[Stored data]
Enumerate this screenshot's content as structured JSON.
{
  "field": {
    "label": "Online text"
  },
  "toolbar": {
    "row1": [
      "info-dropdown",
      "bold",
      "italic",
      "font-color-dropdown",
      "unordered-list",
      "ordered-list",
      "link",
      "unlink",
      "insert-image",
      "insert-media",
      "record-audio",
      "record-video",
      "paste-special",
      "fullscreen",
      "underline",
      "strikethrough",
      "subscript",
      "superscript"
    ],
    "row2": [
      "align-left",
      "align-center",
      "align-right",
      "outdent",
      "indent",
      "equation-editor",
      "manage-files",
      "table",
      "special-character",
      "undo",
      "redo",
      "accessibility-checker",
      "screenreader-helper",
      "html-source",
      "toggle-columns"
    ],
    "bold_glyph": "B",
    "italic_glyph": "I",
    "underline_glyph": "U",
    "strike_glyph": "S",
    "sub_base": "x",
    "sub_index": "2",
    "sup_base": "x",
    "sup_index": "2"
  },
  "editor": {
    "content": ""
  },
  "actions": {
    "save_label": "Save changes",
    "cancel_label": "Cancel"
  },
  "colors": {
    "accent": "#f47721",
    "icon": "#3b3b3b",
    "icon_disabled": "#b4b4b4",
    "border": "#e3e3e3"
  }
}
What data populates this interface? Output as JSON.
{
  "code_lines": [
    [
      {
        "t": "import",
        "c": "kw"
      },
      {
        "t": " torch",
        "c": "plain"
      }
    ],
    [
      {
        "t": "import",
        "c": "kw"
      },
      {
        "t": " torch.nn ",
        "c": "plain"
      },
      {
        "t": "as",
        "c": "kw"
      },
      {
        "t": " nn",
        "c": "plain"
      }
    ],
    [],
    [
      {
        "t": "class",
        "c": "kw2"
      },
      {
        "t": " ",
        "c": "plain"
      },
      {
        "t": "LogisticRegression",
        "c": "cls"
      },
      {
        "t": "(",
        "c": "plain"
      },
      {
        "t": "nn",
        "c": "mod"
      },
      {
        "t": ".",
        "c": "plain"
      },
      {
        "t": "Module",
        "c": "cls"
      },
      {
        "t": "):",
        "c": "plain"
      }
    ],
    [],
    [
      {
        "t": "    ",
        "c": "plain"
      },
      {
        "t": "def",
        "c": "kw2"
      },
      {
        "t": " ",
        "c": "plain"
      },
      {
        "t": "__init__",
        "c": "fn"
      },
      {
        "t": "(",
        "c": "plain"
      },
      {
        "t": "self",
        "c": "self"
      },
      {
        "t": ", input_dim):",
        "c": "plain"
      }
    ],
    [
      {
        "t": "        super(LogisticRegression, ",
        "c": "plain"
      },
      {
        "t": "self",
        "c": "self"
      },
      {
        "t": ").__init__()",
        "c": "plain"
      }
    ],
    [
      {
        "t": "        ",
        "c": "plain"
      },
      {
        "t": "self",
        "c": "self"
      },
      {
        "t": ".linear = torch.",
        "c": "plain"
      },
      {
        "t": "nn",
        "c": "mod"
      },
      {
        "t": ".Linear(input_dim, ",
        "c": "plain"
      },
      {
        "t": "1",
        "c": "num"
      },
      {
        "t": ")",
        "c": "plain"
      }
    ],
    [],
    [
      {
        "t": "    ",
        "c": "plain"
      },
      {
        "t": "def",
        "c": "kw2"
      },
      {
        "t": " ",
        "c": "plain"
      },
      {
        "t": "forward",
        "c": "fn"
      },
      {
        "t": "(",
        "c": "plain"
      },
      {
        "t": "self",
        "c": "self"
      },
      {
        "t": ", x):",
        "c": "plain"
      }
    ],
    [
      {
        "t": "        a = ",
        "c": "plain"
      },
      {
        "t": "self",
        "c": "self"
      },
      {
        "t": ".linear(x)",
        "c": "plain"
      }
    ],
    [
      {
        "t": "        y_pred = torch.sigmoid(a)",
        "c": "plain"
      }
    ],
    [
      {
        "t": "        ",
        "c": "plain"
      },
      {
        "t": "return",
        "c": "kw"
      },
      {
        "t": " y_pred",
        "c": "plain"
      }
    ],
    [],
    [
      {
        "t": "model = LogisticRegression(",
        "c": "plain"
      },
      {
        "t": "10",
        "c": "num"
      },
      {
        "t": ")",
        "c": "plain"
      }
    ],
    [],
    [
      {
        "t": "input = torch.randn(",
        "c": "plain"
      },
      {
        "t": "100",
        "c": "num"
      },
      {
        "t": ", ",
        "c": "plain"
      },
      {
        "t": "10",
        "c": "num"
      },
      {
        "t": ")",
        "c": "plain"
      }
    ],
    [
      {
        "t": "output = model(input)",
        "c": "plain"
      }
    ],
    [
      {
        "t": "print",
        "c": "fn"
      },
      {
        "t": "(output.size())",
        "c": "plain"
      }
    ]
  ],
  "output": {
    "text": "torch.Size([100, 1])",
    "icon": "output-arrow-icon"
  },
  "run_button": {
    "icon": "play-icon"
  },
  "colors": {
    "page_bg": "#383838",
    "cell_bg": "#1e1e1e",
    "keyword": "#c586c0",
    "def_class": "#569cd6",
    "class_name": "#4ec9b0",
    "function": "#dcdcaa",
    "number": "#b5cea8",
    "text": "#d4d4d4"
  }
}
...
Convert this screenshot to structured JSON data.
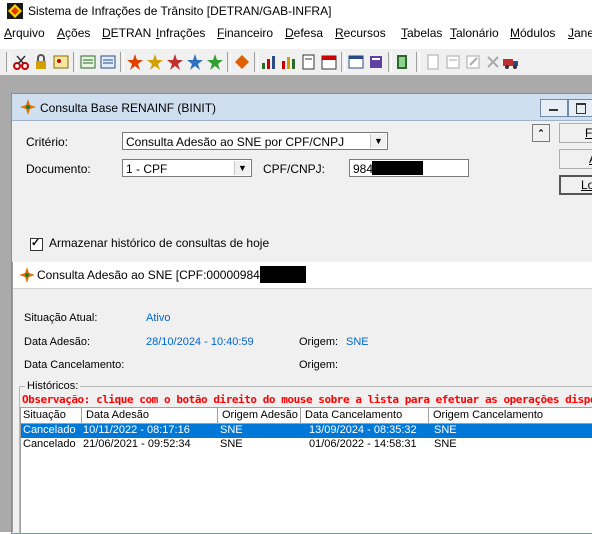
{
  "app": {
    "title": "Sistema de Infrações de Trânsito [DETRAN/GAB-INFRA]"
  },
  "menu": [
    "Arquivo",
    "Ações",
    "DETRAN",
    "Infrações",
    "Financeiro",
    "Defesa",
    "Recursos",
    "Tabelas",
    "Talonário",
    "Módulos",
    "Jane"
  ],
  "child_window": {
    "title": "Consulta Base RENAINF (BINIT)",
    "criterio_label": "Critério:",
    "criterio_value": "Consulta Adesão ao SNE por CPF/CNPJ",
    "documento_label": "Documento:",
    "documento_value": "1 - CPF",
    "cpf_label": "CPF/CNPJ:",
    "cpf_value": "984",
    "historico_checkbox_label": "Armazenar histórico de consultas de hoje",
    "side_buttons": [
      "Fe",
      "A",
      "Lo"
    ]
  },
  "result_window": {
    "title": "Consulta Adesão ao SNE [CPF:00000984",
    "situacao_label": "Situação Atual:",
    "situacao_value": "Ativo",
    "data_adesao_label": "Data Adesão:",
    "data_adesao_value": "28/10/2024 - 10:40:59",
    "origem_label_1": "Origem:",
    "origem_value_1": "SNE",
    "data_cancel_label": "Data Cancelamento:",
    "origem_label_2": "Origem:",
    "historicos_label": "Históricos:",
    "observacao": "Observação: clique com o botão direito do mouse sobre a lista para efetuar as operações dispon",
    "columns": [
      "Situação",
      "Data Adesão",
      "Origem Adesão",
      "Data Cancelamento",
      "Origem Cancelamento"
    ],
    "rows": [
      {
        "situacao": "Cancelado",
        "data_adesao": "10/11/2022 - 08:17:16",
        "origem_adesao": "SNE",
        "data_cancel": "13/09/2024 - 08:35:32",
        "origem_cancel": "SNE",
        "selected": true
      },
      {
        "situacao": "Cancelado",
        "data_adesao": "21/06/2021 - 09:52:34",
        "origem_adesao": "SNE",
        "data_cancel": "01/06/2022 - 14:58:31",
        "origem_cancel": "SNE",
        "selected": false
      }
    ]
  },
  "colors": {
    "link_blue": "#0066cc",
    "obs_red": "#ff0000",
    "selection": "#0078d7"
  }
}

## WHAT YOU WILL DO
Check each line above for the string "torch" and show the ones that have it.

## OUTPUT BELOW
        "t": " torch",
        "t": " torch.nn ",
        "t": ".linear = torch.",
        "t": "        y_pred = torch.sigmoid(a)",
        "t": "input = torch.randn(",
    "text": "torch.Size([100, 1])",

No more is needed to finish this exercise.